PROVIDED RECORDS ->

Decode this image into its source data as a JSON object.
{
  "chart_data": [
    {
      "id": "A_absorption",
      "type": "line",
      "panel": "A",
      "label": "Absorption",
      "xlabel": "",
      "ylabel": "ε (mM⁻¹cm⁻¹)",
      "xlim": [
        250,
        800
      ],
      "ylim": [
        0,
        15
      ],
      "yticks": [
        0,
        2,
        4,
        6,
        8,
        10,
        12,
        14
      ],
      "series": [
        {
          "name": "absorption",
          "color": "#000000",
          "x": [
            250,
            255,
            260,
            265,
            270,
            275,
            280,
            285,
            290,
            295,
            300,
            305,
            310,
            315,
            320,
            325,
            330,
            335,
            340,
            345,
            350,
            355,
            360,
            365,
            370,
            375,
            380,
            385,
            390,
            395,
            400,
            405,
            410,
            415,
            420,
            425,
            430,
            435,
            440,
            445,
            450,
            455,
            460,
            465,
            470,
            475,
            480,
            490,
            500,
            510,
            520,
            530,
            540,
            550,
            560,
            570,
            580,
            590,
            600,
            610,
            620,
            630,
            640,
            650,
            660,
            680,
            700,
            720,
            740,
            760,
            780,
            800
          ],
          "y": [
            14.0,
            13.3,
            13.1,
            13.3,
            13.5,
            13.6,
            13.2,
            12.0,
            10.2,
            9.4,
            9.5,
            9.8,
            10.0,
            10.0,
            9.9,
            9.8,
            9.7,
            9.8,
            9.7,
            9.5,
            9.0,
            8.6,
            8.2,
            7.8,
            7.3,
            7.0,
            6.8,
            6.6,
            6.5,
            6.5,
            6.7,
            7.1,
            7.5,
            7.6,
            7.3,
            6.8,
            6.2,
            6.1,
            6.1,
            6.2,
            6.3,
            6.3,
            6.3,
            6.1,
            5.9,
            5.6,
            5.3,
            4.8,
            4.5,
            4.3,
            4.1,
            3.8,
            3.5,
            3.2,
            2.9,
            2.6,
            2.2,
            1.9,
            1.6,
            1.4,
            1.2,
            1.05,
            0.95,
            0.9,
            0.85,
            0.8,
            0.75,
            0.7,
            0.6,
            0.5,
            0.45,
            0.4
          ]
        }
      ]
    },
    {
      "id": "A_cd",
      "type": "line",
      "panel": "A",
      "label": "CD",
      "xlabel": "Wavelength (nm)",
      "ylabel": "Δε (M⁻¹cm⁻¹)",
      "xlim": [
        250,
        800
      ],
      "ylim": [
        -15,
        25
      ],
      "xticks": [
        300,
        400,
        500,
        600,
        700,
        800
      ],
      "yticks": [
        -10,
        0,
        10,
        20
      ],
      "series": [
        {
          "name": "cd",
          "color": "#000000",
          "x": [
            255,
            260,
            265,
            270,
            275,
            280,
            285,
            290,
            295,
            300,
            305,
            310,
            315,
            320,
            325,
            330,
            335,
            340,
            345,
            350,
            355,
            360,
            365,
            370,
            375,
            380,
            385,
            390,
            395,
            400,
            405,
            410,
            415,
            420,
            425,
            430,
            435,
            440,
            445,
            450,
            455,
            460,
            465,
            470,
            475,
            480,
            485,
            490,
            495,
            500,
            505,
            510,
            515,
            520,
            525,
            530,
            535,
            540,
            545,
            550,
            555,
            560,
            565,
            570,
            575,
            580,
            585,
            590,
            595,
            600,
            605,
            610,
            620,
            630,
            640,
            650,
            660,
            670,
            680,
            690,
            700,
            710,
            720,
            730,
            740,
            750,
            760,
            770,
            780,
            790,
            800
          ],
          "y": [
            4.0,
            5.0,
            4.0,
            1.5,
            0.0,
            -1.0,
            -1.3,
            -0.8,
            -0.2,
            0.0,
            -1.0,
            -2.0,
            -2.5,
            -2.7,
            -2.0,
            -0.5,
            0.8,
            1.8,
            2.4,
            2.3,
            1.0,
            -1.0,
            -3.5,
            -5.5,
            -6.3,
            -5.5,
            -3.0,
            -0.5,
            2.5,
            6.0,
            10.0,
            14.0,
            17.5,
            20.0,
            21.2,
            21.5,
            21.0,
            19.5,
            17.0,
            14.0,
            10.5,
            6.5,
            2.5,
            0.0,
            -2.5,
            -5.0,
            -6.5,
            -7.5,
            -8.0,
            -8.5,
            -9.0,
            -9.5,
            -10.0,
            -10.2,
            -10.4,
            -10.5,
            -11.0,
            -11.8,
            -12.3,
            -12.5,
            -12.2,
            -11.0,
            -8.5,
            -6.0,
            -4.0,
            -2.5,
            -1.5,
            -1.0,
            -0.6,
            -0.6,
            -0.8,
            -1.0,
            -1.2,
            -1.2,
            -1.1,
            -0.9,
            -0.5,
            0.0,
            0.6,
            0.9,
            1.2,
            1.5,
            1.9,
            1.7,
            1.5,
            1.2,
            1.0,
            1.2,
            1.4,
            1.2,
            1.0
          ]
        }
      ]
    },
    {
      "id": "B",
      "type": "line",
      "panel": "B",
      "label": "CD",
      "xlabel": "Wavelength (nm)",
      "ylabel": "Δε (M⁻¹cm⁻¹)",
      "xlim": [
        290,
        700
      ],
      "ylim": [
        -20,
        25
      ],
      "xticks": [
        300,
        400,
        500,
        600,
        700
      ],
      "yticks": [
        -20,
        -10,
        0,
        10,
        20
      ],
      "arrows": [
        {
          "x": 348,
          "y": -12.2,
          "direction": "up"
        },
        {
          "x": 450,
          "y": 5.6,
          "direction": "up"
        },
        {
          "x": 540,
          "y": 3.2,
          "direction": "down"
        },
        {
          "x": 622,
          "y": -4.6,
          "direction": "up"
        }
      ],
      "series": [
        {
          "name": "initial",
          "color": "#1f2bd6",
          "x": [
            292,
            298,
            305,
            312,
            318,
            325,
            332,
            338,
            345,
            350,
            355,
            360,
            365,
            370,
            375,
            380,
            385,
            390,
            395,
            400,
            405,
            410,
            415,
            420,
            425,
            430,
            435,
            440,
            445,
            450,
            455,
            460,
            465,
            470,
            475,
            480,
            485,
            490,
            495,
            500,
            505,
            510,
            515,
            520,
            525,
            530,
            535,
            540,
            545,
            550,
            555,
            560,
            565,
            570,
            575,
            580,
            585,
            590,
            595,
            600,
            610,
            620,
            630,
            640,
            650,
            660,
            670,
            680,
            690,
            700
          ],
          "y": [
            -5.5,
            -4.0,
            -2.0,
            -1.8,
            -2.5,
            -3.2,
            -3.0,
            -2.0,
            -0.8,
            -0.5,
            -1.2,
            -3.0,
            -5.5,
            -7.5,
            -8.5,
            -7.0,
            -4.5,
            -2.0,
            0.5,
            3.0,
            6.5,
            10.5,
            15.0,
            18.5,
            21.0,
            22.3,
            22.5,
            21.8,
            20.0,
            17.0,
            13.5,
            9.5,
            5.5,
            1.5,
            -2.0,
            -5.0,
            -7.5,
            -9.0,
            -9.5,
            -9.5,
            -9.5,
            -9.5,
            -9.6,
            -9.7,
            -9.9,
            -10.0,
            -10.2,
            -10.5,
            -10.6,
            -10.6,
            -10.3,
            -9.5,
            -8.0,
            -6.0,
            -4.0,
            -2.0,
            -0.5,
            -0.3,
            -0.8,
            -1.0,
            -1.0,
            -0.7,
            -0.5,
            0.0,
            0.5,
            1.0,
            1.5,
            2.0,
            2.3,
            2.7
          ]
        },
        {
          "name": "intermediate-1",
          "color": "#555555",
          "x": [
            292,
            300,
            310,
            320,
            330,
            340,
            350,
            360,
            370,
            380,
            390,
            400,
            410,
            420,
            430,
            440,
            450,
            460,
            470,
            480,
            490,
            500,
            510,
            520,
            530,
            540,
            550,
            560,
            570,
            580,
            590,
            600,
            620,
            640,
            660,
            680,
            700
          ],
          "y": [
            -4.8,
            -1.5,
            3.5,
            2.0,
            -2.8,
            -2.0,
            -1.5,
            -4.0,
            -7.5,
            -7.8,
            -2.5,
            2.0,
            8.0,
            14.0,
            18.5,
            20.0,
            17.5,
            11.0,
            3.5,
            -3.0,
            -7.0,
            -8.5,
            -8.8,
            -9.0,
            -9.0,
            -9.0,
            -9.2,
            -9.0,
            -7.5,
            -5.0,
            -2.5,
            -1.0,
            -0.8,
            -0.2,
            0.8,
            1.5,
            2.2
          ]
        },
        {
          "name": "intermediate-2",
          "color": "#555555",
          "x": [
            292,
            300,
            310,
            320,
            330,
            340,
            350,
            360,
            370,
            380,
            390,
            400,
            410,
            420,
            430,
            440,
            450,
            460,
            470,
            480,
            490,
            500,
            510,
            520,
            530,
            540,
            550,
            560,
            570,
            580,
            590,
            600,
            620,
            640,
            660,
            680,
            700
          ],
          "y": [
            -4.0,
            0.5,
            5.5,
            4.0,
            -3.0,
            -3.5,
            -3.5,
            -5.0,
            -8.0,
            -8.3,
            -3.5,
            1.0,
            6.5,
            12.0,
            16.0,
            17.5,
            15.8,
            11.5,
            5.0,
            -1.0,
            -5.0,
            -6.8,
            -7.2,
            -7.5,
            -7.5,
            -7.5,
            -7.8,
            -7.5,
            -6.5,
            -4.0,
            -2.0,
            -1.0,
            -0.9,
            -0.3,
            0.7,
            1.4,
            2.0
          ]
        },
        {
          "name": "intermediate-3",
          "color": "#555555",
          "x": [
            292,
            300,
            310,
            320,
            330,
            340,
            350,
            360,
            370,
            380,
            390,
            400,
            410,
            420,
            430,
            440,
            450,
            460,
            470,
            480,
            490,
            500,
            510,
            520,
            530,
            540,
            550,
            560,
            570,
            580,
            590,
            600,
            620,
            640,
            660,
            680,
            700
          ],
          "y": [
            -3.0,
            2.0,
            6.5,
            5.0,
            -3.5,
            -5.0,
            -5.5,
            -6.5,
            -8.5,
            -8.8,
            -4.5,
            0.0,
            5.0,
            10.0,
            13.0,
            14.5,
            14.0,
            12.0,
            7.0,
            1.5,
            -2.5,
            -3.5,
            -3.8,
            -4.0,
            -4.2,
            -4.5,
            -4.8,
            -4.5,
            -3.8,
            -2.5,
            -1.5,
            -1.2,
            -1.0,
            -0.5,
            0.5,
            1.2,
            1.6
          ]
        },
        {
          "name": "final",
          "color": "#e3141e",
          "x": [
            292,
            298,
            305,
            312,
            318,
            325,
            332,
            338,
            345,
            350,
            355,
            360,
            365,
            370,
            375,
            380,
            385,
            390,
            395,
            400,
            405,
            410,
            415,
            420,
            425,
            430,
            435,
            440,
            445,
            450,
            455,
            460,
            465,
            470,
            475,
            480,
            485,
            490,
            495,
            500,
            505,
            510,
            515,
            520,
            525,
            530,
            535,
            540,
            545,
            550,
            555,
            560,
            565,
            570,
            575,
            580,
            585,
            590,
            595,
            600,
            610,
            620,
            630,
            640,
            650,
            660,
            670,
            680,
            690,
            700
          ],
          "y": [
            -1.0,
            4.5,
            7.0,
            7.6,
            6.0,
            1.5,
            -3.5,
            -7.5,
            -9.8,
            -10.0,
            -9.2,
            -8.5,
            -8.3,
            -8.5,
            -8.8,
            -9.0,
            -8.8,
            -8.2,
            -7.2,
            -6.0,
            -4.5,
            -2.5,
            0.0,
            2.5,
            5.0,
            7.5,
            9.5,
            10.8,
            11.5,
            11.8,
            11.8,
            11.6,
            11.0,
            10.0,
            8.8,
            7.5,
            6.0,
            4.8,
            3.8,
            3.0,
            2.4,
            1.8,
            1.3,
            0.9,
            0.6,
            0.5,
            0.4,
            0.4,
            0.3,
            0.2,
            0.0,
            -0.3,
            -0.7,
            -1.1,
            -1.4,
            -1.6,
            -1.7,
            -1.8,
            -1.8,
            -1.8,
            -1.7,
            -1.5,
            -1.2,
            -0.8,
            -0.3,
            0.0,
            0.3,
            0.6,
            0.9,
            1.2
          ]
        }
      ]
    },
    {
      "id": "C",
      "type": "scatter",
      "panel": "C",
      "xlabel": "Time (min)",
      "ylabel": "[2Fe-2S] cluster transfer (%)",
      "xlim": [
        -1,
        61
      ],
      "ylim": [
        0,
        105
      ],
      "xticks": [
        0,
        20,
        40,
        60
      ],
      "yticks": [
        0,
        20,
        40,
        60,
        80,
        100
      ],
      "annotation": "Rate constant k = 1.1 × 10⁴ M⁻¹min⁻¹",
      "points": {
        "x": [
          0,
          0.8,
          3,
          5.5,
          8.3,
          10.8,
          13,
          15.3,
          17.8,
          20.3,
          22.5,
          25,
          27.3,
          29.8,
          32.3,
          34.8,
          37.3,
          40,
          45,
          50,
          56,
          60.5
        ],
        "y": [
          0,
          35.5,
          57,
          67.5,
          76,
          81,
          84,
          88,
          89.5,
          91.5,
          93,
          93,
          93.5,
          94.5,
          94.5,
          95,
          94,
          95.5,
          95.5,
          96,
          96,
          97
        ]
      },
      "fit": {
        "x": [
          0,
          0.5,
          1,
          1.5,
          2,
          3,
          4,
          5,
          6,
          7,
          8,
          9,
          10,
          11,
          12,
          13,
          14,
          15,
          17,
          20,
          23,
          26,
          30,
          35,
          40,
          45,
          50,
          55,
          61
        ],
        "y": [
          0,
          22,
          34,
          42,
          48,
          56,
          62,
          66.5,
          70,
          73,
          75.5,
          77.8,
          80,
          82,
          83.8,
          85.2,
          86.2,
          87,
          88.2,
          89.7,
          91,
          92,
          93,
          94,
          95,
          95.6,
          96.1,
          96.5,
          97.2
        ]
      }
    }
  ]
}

EXERCISE TASK -> Select all lines with the word "xlabel" from the entries above.

ANSWER TO THE PROBLEM ->
      "xlabel": "",
      "xlabel": "Wavelength (nm)",
      "xlabel": "Wavelength (nm)",
      "xlabel": "Time (min)",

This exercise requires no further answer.